To be done:
Beginning with the line where "Give me the" appears, retype every remaining line of the data below, both the first and last included.
★ ★ ★ ★
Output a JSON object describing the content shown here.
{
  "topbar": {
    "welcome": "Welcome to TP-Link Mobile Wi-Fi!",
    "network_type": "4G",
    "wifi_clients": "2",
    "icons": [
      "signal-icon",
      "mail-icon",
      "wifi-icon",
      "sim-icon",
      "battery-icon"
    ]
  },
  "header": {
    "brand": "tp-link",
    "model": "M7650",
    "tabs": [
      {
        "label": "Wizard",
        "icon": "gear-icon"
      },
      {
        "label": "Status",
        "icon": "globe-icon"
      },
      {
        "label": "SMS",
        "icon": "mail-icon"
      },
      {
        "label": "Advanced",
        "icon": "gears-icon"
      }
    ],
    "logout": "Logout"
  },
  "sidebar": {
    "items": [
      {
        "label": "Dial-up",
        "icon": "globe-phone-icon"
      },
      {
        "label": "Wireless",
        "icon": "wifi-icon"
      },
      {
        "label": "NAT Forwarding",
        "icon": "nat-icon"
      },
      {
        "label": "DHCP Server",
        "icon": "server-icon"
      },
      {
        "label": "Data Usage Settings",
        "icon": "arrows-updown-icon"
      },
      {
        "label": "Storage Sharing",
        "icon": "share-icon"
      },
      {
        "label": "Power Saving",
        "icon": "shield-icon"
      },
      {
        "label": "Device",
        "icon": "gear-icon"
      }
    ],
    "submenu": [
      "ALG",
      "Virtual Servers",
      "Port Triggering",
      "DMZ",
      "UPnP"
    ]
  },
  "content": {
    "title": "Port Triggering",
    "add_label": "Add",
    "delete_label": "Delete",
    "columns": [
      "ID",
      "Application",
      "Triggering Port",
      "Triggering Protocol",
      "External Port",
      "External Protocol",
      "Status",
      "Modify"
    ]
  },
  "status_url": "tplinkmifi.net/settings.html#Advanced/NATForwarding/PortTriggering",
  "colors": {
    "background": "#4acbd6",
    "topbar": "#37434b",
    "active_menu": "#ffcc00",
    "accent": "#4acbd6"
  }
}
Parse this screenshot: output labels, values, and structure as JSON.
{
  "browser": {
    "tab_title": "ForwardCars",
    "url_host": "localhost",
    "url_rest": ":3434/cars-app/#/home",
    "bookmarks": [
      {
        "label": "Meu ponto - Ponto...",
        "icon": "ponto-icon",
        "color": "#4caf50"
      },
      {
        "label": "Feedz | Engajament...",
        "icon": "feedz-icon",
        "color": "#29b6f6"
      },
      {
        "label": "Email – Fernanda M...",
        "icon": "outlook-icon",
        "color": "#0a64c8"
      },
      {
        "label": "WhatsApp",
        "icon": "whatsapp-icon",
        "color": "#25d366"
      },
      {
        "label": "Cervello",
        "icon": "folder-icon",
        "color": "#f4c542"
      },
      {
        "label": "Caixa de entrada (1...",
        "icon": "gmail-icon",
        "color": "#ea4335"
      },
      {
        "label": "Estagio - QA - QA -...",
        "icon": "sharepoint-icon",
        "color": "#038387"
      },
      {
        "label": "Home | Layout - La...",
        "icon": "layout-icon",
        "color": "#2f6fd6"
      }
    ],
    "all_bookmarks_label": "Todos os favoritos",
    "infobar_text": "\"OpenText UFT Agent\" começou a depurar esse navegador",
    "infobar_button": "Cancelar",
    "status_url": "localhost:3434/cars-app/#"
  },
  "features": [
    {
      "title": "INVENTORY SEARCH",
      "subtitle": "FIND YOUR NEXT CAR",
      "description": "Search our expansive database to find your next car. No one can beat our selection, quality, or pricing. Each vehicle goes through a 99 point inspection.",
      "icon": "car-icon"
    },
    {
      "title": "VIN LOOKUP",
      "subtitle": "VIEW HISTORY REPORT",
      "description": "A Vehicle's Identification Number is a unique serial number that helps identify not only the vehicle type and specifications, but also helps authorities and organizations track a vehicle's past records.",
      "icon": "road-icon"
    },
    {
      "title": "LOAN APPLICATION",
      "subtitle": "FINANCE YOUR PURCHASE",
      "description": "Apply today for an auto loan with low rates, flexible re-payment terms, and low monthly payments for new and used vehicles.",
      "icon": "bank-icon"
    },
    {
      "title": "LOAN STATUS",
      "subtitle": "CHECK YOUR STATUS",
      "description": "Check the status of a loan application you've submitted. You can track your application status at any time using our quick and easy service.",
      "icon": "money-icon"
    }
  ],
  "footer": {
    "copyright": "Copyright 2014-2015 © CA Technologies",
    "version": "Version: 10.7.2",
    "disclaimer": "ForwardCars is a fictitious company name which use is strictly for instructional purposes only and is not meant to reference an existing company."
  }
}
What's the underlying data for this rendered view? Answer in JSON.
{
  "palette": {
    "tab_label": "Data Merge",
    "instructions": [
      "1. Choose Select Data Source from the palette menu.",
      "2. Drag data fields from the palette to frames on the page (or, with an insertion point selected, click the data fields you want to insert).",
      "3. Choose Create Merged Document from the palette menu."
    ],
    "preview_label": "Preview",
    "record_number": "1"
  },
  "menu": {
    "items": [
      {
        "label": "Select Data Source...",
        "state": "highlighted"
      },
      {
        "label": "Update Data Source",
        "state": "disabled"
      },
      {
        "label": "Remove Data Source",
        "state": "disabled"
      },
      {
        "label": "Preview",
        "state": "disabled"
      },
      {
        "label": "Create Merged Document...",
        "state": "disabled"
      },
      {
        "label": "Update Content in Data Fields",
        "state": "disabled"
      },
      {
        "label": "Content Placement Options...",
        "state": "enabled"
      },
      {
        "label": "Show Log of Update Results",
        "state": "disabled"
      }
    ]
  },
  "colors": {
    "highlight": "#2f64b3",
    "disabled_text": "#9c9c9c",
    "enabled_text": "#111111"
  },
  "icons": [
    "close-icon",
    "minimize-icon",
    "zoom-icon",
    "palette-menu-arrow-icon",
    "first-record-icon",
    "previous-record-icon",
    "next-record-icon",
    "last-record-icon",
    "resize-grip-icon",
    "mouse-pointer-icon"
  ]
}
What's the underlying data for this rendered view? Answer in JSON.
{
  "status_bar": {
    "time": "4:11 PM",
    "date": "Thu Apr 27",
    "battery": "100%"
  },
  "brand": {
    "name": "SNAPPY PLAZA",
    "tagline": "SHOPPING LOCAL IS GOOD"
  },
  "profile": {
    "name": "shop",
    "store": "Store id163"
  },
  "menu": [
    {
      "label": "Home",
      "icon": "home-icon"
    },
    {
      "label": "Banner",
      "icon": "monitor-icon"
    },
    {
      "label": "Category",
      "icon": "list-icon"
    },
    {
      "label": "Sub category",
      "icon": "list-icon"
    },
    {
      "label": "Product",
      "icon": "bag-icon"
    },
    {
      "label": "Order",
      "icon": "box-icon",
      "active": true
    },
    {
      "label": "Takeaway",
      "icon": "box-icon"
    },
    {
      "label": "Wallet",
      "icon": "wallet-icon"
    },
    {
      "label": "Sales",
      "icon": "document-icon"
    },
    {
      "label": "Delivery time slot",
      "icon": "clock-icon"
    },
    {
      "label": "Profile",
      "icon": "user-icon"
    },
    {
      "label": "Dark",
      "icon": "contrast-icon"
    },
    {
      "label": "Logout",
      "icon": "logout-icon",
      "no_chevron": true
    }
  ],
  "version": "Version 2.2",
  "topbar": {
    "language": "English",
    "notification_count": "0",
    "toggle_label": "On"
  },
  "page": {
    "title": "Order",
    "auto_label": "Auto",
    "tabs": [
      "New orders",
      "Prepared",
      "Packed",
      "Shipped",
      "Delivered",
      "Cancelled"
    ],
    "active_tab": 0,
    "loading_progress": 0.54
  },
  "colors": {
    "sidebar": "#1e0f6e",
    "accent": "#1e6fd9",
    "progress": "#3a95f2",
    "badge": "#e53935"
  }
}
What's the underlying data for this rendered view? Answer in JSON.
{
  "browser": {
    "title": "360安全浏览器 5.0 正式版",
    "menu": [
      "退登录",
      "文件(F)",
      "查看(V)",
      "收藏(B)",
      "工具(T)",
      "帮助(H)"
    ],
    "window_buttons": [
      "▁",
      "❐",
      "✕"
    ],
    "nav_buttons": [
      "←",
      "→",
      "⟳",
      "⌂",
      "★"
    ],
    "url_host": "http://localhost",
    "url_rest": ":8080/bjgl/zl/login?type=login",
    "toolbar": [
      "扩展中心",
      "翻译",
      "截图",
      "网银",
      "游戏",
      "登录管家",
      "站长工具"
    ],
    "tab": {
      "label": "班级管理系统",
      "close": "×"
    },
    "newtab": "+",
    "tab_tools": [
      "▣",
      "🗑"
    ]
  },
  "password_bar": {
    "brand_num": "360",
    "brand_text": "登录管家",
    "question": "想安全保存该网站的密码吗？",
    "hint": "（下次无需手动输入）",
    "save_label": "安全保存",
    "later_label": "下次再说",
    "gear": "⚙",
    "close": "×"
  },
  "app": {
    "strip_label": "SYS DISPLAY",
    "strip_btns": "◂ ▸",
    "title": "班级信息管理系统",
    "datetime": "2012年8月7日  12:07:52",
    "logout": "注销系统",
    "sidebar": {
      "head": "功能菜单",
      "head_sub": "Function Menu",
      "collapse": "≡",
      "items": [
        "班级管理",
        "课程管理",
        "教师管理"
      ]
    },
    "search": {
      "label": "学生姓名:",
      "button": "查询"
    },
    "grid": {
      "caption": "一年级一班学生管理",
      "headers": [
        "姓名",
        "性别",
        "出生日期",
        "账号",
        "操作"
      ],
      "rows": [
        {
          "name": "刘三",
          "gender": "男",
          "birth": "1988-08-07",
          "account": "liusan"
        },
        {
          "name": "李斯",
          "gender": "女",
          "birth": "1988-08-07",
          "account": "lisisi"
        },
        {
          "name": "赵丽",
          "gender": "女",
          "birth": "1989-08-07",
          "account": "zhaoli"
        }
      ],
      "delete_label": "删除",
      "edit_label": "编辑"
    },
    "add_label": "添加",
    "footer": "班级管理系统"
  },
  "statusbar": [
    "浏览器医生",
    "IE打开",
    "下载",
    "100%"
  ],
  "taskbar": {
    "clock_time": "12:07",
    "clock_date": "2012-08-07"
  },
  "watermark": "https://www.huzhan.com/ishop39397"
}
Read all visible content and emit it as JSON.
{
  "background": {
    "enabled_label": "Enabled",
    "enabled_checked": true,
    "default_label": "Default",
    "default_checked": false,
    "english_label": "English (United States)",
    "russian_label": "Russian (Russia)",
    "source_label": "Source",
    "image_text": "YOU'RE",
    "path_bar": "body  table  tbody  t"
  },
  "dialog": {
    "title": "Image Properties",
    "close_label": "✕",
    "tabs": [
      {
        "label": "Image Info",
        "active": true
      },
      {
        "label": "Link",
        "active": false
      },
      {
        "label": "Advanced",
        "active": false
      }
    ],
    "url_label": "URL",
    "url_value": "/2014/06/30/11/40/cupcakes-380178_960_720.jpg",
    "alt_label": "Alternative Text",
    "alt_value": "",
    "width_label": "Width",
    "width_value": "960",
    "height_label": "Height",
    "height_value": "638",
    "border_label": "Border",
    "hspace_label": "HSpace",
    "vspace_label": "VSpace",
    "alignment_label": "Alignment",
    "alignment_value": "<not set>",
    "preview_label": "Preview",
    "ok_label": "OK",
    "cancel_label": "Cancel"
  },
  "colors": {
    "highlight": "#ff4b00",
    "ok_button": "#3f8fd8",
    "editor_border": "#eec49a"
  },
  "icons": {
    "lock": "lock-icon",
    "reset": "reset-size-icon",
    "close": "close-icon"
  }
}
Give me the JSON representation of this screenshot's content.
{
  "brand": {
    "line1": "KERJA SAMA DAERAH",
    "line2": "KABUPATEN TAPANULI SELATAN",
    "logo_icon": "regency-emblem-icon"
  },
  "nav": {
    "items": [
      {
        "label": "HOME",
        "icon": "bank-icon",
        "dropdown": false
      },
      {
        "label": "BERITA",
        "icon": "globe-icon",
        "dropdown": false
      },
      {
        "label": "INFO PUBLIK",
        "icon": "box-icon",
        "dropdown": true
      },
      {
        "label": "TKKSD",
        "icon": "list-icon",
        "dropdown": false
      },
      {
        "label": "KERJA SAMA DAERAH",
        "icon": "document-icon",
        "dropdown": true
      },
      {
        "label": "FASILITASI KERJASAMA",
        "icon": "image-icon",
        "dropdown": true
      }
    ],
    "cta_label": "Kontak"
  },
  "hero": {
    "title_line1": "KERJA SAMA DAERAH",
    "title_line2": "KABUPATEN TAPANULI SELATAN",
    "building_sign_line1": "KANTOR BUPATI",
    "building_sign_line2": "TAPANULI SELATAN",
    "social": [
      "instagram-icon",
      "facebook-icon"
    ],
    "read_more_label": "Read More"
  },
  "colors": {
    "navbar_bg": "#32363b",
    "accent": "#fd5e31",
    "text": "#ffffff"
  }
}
★ ★ ★ ★
Output of the exercise:
Give me the JSON representation of this screenshot's content.
{
  "brand": {
    "line1": "KERJA SAMA DAERAH",
    "line2": "KABUPATEN TAPANULI SELATAN",
    "logo_icon": "regency-emblem-icon"
  },
  "nav": {
    "items": [
      {
        "label": "HOME",
        "icon": "bank-icon",
        "dropdown": false
      },
      {
        "label": "BERITA",
        "icon": "globe-icon",
        "dropdown": false
      },
      {
        "label": "INFO PUBLIK",
        "icon": "box-icon",
        "dropdown": true
      },
      {
        "label": "TKKSD",
        "icon": "list-icon",
        "dropdown": false
      },
      {
        "label": "KERJA SAMA DAERAH",
        "icon": "document-icon",
        "dropdown": true
      },
      {
        "label": "FASILITASI KERJASAMA",
        "icon": "image-icon",
        "dropdown": true
      }
    ],
    "cta_label": "Kontak"
  },
  "hero": {
    "title_line1": "KERJA SAMA DAERAH",
    "title_line2": "KABUPATEN TAPANULI SELATAN",
    "building_sign_line1": "KANTOR BUPATI",
    "building_sign_line2": "TAPANULI SELATAN",
    "social": [
      "instagram-icon",
      "facebook-icon"
    ],
    "read_more_label": "Read More"
  },
  "colors": {
    "navbar_bg": "#32363b",
    "accent": "#fd5e31",
    "text": "#ffffff"
  }
}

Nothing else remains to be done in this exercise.